• **Required task**: Keep only the lines that hold the string "migh", filtering out the rest of the entries below.

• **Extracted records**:
++++++

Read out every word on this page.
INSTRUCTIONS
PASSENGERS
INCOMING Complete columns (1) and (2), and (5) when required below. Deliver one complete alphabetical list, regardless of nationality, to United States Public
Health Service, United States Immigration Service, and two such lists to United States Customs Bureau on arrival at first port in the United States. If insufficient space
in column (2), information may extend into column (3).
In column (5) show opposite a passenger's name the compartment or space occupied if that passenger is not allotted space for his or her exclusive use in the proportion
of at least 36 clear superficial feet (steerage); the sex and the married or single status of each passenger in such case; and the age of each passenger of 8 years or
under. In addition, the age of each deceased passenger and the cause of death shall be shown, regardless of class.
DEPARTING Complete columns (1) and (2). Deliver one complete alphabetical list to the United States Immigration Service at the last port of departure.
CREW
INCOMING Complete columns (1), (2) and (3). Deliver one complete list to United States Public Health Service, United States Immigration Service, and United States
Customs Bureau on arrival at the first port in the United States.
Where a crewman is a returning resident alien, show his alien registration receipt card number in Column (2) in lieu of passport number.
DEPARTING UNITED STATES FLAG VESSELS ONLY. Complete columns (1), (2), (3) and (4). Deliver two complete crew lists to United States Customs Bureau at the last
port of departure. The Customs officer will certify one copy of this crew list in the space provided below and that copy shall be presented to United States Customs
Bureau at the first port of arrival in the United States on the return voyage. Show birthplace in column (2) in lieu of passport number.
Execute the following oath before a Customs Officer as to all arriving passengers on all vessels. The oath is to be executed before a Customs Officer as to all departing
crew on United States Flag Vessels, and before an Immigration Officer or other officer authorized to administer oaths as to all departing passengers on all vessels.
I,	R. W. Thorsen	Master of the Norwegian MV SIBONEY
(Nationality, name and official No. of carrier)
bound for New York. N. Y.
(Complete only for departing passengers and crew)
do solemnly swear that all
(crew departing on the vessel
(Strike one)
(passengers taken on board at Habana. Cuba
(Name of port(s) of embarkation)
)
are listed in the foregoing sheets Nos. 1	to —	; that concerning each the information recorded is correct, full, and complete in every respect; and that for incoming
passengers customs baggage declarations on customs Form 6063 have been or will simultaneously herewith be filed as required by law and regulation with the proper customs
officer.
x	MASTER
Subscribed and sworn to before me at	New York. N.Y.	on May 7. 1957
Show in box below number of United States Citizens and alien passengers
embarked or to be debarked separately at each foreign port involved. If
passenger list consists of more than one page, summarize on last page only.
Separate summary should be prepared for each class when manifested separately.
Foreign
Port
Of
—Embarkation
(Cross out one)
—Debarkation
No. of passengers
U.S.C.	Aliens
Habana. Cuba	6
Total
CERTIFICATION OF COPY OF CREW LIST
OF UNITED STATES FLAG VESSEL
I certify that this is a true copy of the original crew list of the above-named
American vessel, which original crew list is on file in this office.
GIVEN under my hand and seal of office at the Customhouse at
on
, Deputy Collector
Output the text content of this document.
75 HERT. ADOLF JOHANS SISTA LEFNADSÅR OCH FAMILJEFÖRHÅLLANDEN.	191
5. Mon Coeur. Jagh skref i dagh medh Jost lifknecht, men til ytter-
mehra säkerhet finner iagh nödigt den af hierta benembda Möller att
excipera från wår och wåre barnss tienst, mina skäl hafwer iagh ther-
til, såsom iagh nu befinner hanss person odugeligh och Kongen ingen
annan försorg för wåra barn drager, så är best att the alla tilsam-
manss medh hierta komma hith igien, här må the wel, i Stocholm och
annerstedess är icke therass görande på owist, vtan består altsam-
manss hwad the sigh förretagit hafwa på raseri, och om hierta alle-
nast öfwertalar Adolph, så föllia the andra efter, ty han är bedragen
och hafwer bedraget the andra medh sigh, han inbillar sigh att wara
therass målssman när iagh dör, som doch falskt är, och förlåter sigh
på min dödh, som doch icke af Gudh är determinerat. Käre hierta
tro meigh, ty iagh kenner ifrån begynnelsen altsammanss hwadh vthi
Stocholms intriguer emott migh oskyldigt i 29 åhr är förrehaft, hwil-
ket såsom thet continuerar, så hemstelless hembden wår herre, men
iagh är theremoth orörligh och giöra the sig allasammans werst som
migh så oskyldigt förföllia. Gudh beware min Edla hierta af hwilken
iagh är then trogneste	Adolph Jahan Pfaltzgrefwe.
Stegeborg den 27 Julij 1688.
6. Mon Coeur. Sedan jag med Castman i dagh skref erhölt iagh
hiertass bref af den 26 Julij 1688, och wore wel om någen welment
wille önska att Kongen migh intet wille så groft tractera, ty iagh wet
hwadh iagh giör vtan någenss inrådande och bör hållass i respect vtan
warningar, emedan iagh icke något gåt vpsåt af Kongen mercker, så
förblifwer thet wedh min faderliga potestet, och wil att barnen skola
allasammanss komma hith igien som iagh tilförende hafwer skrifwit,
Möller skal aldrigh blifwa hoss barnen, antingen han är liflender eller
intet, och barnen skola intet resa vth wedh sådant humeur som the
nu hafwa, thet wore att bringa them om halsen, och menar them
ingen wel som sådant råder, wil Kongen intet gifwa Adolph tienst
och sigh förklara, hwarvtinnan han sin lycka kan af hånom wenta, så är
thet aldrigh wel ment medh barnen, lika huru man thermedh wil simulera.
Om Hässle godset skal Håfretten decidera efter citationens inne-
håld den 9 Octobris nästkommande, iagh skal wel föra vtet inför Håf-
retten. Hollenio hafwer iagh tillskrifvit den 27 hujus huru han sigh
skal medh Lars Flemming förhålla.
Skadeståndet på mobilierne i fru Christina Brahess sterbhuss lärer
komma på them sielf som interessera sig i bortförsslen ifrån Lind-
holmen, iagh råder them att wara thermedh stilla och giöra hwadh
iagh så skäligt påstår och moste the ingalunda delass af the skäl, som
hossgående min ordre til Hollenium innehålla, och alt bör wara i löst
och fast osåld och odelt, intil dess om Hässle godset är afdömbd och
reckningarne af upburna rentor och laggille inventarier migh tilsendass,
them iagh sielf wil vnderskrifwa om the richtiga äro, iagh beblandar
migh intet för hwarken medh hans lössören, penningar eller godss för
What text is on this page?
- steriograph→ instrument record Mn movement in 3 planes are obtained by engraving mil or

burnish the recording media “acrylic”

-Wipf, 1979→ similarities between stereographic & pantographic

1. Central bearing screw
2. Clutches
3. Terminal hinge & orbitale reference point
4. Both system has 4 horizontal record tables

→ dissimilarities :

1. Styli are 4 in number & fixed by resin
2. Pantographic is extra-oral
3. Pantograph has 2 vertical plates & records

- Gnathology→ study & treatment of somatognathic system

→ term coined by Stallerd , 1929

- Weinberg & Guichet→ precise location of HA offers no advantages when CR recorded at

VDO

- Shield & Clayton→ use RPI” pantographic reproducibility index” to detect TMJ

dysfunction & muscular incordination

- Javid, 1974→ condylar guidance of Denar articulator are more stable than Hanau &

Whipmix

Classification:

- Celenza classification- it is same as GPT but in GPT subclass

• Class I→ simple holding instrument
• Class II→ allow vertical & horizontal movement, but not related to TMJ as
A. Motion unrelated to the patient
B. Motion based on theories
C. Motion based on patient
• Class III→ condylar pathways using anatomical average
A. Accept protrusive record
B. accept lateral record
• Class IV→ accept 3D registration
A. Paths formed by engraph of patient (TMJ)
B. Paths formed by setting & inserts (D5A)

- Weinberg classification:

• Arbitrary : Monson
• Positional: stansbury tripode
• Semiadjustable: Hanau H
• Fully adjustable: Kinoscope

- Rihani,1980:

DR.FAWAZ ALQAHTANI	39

++++++

• **Answer to the task**:
Stocholms intriguer emott migh oskyldigt i 29 åhr är förrehaft, hwil-
migh så oskyldigt förföllia. Gudh beware min Edla hierta af hwilken
wille önska att Kongen migh intet wille så groft tractera, ty iagh wet
reckningarne af upburna rentor och laggille inventarier migh tilsendass,
migh intet för hwarken medh hans lössören, penningar eller godss för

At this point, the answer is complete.